- **Yönerge 1**
Kayıtların en başından "header-comentario: Comentario /" ifadesinin geçtiği satıra kadar, bu satır da dâhil olmak üzere her şeyi aynen yazınız.

- **Verilen Alıntı**
========================================

BİZ BU İŞİ BECEREMEDİK, BECEREMİYORUZ...
1.11.2008

 

En son söylenecek lafı en başta söyleyeyim de; sonra kimse hakkımda "Lafı döndürüp dolaştırıyor" diye tezvirat yapmasın:

Biz bu işi beceremiyoruz... Şu Gelibolu Tarihi Milli Park adı verilen mekanın yönetimini, böyle işlerin hakkından yüzünün akıyla gelmesini bilen birilerine bırakalım... Bu "birileri" Avustralyalılar mı olur, Kanadalılar mı, yoksa Almanlar mı? Belki de hepsi bir arada yürütürler... Açıkçası kimin olacağı da hiç umurumda değil... Yeter ki biz elimizi sürmeyelim de, yüzümüze gözümüze daha fazla bulaştırmayalım...
Neyi kastettiğimi anladınız umarım. Geçtiğimiz Ekim ayının son günlerinde, Arıburnu ile Conkbayırı arasındaki asfalt yolun genişletilmesi sırasında yol onarımı adı altında yaşanan vandallıktan söz ediyorum.
Karayollarının dozerleri, her adım başında bir askerin yattığı bölgeye, kristal mağazasına giren filler gibi girdi ve doğal tarihi alanın ve üzerindeki doğal örtünün canına okudu...

========================================

- **Veri kümesi kayıtları**

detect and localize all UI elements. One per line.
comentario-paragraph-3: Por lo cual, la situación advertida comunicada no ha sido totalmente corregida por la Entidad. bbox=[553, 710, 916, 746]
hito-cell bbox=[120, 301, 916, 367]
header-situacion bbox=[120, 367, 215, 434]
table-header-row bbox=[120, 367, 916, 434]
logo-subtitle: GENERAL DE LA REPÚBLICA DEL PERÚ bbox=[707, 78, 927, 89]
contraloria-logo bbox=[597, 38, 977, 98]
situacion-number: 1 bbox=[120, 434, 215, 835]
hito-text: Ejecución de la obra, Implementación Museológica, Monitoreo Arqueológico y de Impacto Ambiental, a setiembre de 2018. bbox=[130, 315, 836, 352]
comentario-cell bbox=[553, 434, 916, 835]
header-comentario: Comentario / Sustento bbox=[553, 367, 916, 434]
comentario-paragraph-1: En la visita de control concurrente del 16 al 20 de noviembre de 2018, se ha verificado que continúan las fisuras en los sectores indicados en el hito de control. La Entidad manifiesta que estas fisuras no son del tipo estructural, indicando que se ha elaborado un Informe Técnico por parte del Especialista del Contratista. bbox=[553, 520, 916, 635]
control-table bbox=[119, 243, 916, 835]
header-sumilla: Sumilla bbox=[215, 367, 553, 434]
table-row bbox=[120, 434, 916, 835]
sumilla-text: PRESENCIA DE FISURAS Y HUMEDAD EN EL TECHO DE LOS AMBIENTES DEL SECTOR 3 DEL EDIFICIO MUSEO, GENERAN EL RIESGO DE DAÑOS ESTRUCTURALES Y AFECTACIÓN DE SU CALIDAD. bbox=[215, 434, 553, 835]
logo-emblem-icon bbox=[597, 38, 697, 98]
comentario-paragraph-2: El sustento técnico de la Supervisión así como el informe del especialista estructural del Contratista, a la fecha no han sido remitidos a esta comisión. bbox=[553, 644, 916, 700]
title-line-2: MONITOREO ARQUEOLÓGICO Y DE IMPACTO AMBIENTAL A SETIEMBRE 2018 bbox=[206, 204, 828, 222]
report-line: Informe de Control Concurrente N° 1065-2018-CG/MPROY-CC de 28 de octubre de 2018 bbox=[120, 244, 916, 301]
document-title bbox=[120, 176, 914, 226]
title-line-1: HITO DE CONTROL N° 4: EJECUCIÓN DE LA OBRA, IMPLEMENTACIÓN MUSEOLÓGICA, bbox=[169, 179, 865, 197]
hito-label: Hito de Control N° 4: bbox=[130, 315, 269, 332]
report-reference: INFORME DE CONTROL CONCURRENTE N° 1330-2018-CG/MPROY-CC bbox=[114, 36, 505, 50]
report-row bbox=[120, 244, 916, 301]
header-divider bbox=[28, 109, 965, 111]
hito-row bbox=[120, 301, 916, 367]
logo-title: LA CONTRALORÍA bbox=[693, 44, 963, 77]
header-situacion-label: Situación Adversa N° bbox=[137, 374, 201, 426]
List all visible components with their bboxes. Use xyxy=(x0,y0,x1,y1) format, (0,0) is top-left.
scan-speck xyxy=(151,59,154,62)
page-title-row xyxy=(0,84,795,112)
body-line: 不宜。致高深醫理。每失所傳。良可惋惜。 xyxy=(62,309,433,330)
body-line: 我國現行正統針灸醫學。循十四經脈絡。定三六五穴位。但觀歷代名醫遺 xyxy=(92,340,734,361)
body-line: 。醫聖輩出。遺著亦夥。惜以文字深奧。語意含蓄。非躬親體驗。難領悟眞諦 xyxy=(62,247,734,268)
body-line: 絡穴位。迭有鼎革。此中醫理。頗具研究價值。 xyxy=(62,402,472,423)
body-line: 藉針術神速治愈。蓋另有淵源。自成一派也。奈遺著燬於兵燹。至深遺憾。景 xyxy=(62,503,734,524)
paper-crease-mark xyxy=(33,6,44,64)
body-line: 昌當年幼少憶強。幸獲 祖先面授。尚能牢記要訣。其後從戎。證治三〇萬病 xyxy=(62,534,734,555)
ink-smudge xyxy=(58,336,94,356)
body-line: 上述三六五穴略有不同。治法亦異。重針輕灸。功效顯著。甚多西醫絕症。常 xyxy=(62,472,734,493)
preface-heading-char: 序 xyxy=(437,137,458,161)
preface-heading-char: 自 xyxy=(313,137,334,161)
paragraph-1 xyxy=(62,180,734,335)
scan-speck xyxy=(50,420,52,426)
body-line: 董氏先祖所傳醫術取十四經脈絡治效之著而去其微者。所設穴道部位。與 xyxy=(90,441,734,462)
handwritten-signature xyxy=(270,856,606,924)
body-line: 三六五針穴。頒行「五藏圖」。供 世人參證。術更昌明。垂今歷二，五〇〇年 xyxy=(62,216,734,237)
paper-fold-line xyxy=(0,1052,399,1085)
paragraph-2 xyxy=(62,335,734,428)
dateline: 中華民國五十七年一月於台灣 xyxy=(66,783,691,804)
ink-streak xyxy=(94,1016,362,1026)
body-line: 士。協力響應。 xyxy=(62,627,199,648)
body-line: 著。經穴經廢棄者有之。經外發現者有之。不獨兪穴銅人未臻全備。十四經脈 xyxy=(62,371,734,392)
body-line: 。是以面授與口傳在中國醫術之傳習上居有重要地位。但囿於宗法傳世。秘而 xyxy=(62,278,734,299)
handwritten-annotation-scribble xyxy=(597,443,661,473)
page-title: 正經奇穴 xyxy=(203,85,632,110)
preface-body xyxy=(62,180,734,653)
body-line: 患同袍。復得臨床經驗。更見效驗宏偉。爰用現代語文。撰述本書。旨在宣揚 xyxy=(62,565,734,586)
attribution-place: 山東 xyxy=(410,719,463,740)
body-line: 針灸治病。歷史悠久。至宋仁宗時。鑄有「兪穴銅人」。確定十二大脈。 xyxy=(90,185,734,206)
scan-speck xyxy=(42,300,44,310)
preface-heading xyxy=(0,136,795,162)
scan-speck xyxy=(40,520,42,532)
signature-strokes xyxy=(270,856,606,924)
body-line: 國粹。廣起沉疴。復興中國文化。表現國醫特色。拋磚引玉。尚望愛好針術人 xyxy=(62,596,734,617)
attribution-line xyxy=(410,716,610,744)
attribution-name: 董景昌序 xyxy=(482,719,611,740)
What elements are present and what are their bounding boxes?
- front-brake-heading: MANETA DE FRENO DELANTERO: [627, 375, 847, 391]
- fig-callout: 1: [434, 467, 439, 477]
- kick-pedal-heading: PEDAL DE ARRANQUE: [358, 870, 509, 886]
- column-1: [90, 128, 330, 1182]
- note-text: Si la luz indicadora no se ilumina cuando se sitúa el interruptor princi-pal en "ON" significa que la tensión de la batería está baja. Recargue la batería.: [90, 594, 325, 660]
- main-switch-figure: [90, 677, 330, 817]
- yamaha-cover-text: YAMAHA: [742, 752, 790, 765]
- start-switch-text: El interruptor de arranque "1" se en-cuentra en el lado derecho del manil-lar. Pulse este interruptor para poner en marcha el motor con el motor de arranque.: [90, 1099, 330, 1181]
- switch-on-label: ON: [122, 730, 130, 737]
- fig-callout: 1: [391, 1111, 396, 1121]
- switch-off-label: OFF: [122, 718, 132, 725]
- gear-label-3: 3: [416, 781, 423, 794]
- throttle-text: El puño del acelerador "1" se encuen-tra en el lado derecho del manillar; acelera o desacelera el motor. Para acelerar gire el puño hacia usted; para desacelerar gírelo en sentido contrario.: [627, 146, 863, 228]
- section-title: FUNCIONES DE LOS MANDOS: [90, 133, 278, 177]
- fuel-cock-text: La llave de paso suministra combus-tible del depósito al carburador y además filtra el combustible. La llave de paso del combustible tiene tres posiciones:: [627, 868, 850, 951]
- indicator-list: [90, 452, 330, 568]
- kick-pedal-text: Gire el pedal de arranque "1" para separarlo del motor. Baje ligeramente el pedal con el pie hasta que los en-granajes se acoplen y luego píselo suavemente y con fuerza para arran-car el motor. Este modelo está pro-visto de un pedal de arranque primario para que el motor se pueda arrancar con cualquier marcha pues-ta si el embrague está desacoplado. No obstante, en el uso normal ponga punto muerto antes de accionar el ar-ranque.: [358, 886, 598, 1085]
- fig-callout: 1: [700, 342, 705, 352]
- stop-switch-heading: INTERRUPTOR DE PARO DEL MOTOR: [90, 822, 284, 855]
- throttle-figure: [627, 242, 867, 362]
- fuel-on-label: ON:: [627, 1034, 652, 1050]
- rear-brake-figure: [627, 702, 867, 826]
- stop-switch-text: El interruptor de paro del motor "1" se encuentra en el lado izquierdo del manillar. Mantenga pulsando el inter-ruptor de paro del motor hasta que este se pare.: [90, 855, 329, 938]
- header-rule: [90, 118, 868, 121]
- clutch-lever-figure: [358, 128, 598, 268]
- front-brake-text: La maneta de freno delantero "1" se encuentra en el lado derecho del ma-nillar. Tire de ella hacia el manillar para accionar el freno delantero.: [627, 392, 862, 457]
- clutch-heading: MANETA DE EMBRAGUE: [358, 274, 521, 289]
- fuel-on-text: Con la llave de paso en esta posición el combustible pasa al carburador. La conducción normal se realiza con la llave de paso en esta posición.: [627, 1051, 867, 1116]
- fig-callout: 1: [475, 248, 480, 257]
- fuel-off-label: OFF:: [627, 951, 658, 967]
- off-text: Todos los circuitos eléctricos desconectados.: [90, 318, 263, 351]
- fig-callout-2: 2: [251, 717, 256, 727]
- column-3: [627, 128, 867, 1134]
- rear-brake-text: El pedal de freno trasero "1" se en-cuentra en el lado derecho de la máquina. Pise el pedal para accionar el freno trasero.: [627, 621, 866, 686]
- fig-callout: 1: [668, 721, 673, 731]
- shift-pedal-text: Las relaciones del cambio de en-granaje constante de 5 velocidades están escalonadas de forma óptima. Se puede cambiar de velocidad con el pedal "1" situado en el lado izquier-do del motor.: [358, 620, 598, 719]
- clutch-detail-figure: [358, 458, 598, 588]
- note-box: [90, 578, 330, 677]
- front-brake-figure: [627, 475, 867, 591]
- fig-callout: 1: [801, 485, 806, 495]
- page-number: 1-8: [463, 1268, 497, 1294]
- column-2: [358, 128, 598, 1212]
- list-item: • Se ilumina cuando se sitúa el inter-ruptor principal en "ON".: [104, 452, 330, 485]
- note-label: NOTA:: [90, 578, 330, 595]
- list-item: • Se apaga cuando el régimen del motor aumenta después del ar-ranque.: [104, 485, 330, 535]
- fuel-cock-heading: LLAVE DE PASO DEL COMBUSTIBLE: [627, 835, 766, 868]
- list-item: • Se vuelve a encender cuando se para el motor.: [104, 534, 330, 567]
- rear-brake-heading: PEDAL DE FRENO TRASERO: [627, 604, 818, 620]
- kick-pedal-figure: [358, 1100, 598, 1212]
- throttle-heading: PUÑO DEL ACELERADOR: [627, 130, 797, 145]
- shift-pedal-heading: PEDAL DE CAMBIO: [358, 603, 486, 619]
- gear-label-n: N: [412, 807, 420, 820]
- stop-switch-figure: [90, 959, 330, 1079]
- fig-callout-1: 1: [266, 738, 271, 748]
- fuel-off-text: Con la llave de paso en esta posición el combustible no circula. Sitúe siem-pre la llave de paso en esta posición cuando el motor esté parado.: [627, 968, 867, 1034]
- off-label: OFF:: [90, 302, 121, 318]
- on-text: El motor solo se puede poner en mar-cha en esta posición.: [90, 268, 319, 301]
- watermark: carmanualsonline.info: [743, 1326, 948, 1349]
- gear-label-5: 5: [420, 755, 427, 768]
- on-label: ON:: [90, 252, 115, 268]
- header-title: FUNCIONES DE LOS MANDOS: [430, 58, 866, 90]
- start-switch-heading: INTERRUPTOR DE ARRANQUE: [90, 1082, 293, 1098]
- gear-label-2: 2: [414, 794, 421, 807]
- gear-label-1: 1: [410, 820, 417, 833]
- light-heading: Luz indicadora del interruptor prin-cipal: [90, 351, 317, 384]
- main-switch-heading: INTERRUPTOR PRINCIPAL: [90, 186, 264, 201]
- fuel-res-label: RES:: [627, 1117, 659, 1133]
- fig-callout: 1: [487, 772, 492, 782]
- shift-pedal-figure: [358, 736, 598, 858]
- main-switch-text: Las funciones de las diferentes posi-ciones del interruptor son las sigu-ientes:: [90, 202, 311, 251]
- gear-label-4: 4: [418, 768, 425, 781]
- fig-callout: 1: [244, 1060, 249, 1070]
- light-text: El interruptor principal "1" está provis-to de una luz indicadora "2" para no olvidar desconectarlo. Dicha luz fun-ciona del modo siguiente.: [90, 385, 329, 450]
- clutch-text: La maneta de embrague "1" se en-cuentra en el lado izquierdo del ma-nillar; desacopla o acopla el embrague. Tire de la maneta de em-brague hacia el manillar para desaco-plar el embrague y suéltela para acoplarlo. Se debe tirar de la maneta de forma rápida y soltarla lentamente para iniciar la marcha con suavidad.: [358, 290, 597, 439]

========================================

- **Yönerge 2**
Gelibolu yazısında "BİZ BU İŞİ BECEREMEDİK, BECEREMİYORUZ..." ifadesinden "daha fazla bulaştırmayalım..." ifadesine kadar, her iki uç dâhil, her şeyi aynen yeniden veriniz.

- **Görev Çözümü 1**
detect and localize all UI elements. One per line.
comentario-paragraph-3: Por lo cual, la situación advertida comunicada no ha sido totalmente corregida por la Entidad. bbox=[553, 710, 916, 746]
hito-cell bbox=[120, 301, 916, 367]
header-situacion bbox=[120, 367, 215, 434]
table-header-row bbox=[120, 367, 916, 434]
logo-subtitle: GENERAL DE LA REPÚBLICA DEL PERÚ bbox=[707, 78, 927, 89]
contraloria-logo bbox=[597, 38, 977, 98]
situacion-number: 1 bbox=[120, 434, 215, 835]
hito-text: Ejecución de la obra, Implementación Museológica, Monitoreo Arqueológico y de Impacto Ambiental, a setiembre de 2018. bbox=[130, 315, 836, 352]
comentario-cell bbox=[553, 434, 916, 835]
header-comentario: Comentario / Sustento bbox=[553, 367, 916, 434]

- **Görev Çözümü 2**
BİZ BU İŞİ BECEREMEDİK, BECEREMİYORUZ...
1.11.2008

 

En son söylenecek lafı en başta söyleyeyim de; sonra kimse hakkımda "Lafı döndürüp dolaştırıyor" diye tezvirat yapmasın:

Biz bu işi beceremiyoruz... Şu Gelibolu Tarihi Milli Park adı verilen mekanın yönetimini, böyle işlerin hakkından yüzünün akıyla gelmesini bilen birilerine bırakalım... Bu "birileri" Avustralyalılar mı olur, Kanadalılar mı, yoksa Almanlar mı? Belki de hepsi bir arada yürütürler... Açıkçası kimin olacağı da hiç umurumda değil... Yeter ki biz elimizi sürmeyelim de, yüzümüze gözümüze daha fazla bulaştırmayalım...